WHAT IS NEEDED: Print out the material that follows word for word.

--- start DATA ---

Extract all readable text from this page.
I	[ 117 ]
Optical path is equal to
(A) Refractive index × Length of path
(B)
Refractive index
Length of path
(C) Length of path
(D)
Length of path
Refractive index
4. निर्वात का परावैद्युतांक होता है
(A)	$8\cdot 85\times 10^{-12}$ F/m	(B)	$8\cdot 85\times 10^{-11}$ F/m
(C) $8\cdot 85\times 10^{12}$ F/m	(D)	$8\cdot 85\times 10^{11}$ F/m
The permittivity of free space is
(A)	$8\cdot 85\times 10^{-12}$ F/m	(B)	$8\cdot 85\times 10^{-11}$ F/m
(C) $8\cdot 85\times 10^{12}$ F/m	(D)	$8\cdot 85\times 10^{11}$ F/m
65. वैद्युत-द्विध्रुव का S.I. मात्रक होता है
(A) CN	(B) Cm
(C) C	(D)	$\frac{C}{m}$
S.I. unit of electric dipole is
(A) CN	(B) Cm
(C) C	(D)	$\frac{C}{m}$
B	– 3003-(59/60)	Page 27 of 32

--- end DATA ---

RESPONSE BELOW:
Extract all readable text from this page.
I	[ 117 ]
Optical path is equal to
(A) Refractive index × Length of path
(B)
Refractive index
Length of path
(C) Length of path
(D)
Length of path
Refractive index
4. निर्वात का परावैद्युतांक होता है
(A)	$8\cdot 85\times 10^{-12}$ F/m	(B)	$8\cdot 85\times 10^{-11}$ F/m
(C) $8\cdot 85\times 10^{12}$ F/m	(D)	$8\cdot 85\times 10^{11}$ F/m
The permittivity of free space is
(A)	$8\cdot 85\times 10^{-12}$ F/m	(B)	$8\cdot 85\times 10^{-11}$ F/m
(C) $8\cdot 85\times 10^{12}$ F/m	(D)	$8\cdot 85\times 10^{11}$ F/m
65. वैद्युत-द्विध्रुव का S.I. मात्रक होता है
(A) CN	(B) Cm
(C) C	(D)	$\frac{C}{m}$
S.I. unit of electric dipole is
(A) CN	(B) Cm
(C) C	(D)	$\frac{C}{m}$
B	– 3003-(59/60)	Page 27 of 32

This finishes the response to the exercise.